Le méchant à qui la vie sourit

« Rabbi Yanaï dit : “Nous ignorons tout du bonheur que connaissent les
méchants, et des épreuves que subissent les justes !” » (Chapitre 4, Michna 19).

Cette michna est une allusion
directe à une question fondamentale
qui de tous temps
et en toutes circonstances, préoccupa
les plus hautes figures de la
tradition juive : pour quelle raison
certains méchants connaissent-ils le
bonheur en ce monde, pendant que
des hommes profondément justes
vivent une vie parsemée d’épreuves
douloureuses… ?

Énigme poignante et lancinante,
cette question interpella les hommes
dans toutes les générations
sans jamais, semble-t-il, aboutir à
une conclusion unanime.

Moché Rabbénou fut visiblement le
premier personnage qui la formula
distinctement lorsqu’il demanda
à D.ieu : « Révèle-moi tes voies »,
(Chémot, 33, 13). Selon le Talmud
(Traité Bérakhot, page 7/a), cette
requête a précisément pour propos
de savoir « pourquoi il y a des justes
qui souffrent et des méchants qui
connaissent le bonheur ? ».
Si certaines réponses furent données
à ce problème, cela n’empêcha
cependant pas le roi Salomon de le
formuler à nouveau dans le texte de
l’Ecclésiaste : « Il est une vanité sur
terre, c’est qu’il y ait des justes qui
subissent le sort comme s’ils étaient
des impies, et des impies qui vivent
comme s’ils étaient des justes », (Kohélet
, 8, 14).

+++

_À faire_:
(a) D'après le texte sur le méchant à qui la vie sourit, que cherche à savoir Moché avec sa demande « Révèle-moi tes voies », selon le Talmud ?
(b) Relevez toutes les références placées entre parenthèses dans le texte sur le méchant à qui la vie sourit.
(c) Prolongez le texte sur le méchant à qui la vie sourit, à la suite de sa dernière phrase.

_Extrait de données_:

+++

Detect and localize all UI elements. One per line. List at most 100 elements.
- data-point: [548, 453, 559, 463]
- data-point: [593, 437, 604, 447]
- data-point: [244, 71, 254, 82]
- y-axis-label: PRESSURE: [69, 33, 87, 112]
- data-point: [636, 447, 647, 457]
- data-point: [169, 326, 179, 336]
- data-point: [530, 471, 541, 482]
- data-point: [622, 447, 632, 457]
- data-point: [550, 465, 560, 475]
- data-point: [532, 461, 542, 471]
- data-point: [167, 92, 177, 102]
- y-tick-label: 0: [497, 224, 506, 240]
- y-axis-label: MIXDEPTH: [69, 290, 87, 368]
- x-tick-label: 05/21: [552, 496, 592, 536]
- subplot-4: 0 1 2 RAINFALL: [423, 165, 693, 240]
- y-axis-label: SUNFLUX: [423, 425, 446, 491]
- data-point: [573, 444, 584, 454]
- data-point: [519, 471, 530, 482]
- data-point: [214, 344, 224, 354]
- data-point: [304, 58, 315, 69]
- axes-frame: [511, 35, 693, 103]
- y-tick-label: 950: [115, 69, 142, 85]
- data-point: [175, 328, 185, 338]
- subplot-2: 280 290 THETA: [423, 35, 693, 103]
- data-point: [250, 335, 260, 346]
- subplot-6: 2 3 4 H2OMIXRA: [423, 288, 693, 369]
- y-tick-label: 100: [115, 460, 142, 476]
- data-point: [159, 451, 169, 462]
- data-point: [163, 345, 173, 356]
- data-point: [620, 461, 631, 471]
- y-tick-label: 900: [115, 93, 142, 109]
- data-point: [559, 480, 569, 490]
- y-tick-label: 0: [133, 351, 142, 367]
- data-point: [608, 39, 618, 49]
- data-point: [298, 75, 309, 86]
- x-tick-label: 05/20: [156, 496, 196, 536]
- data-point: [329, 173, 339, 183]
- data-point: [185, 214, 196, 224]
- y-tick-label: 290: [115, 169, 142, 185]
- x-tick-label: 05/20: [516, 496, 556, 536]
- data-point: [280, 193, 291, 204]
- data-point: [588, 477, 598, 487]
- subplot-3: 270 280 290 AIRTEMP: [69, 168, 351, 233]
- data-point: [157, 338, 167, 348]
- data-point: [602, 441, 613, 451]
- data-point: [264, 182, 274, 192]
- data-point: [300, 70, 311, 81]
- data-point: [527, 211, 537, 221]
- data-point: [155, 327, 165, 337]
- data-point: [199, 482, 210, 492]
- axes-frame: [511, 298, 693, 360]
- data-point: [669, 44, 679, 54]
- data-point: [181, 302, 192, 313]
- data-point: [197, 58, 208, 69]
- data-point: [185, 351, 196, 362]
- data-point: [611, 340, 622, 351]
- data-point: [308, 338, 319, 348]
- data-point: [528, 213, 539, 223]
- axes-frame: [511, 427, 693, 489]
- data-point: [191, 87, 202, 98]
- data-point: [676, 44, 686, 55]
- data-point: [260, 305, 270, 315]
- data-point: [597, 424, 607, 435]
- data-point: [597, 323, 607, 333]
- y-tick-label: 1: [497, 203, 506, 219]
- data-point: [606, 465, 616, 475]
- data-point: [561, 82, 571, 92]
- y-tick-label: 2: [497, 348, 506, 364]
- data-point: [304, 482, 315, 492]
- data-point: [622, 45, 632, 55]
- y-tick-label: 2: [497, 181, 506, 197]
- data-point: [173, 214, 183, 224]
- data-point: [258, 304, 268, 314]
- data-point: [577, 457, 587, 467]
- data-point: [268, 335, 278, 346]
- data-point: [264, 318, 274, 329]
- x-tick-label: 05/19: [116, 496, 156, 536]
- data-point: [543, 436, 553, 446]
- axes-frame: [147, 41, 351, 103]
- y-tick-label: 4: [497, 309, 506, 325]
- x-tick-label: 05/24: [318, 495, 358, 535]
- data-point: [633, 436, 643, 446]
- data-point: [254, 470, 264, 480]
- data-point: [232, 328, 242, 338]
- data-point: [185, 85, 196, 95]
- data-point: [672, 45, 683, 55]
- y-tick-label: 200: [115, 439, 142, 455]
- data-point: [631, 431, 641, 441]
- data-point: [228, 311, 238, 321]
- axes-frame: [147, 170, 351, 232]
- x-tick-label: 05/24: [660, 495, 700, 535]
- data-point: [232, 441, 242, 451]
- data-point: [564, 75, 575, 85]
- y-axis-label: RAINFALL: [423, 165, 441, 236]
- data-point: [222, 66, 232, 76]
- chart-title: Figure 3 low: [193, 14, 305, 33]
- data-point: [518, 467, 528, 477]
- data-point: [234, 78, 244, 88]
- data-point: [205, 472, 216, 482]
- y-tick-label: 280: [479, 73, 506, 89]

+++

_Résultats attendus_:
(a) Il veut savoir pourquoi il y a des justes qui souffrent et des méchants qui connaissent le bonheur.

(b)
- Chapitre 4, Michna 19
- Chémot, 33, 13
- Traité Bérakhot, page 7/a
- Kohélet, 8, 14

(c)
Plus tard, ce thème reparut sous la
forme d’une véritable litanie, comme
on le trouve par exemple chez le
prophète Jérémie : « Pourquoi la voie
des mécréants est-elle prospère ? »,
(12, 1) ; et aussi chez plusieurs autres
prophètes qui l’énoncèrent chacun à
sa manière (notamment Habakouk
et Malachie). Dans les Psaumes également,
cette question est évoquée à
plusieurs reprises par le roi David au
nom de différents personnages (notamment
Assaf au chapitre 73).

C’est en ces termes qu’on le trouve
aussi dans le « Cantique du Chant
du Chabbat » (chapitre 92), un
passage attribué par le Midrach à
Adam HaRichone : « Le sot ne peut
savoir (…) pourquoi les mécréants
croissent-ils comme l’herbe ».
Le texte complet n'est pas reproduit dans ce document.